| REQUEST |
Report, word for word, every line of the material that contains "hello".
>> start
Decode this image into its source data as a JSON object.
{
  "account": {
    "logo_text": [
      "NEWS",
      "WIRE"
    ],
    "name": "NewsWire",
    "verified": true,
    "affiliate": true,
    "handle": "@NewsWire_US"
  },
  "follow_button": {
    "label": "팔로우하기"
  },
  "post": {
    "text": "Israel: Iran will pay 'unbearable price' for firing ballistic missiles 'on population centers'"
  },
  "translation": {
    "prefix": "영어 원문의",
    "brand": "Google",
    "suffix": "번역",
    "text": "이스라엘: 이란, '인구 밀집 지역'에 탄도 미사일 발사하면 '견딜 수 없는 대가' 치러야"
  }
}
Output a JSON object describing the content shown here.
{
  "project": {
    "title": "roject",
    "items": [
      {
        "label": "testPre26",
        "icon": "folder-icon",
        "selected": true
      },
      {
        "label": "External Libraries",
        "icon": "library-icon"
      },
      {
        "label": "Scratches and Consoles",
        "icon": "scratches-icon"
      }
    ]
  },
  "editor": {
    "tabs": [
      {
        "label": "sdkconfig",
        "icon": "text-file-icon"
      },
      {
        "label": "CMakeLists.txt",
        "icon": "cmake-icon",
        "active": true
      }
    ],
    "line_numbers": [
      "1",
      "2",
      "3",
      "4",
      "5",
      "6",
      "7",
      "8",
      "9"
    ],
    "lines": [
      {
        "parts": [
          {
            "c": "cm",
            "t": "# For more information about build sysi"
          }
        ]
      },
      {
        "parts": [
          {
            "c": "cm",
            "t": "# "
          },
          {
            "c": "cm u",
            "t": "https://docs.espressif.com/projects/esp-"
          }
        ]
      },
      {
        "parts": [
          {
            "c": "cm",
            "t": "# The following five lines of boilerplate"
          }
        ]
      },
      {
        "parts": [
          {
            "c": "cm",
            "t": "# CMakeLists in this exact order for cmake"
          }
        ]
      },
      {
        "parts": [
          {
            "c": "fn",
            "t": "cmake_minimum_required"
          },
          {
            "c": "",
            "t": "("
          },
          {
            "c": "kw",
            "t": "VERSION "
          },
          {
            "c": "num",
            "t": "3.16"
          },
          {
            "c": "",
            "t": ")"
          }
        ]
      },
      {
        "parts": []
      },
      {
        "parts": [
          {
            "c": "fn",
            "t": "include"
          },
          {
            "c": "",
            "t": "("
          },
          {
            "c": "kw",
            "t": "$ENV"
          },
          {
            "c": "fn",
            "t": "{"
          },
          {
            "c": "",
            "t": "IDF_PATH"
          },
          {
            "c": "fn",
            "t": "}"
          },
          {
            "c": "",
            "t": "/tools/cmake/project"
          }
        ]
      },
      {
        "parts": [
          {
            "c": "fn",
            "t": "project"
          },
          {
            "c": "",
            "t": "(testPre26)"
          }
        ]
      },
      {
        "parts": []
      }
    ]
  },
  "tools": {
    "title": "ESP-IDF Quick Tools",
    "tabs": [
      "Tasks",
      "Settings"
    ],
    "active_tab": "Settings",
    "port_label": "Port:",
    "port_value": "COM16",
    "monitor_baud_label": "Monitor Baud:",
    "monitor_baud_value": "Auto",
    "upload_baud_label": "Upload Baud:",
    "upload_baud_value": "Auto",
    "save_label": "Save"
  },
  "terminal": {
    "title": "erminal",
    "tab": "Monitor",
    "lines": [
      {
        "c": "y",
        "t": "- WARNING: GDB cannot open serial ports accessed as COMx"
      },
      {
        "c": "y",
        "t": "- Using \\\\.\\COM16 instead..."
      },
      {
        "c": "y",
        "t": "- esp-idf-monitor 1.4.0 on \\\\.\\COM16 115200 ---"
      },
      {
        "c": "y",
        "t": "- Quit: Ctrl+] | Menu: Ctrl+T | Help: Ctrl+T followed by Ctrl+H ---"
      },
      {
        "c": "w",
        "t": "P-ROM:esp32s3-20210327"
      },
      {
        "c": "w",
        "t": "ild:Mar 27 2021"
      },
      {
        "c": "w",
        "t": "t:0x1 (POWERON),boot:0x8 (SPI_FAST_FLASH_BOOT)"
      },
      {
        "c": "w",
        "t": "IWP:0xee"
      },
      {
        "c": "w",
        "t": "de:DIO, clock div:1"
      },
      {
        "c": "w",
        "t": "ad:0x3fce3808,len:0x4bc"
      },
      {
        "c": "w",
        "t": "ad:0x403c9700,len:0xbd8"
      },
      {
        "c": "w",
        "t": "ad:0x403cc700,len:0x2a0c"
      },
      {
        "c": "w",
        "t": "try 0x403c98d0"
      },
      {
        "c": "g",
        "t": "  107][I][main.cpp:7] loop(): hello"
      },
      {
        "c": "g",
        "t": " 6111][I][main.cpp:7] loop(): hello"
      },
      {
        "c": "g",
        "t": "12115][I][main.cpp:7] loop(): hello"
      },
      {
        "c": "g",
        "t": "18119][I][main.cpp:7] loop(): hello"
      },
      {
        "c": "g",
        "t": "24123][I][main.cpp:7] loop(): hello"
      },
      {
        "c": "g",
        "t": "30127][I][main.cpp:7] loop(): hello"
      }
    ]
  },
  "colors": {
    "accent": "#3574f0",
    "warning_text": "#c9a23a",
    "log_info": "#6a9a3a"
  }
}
>> end
| PROBLEM SOLUTION |
        "t": "  107][I][main.cpp:7] loop(): hello"
        "t": " 6111][I][main.cpp:7] loop(): hello"
        "t": "12115][I][main.cpp:7] loop(): hello"
        "t": "18119][I][main.cpp:7] loop(): hello"
        "t": "24123][I][main.cpp:7] loop(): hello"
        "t": "30127][I][main.cpp:7] loop(): hello"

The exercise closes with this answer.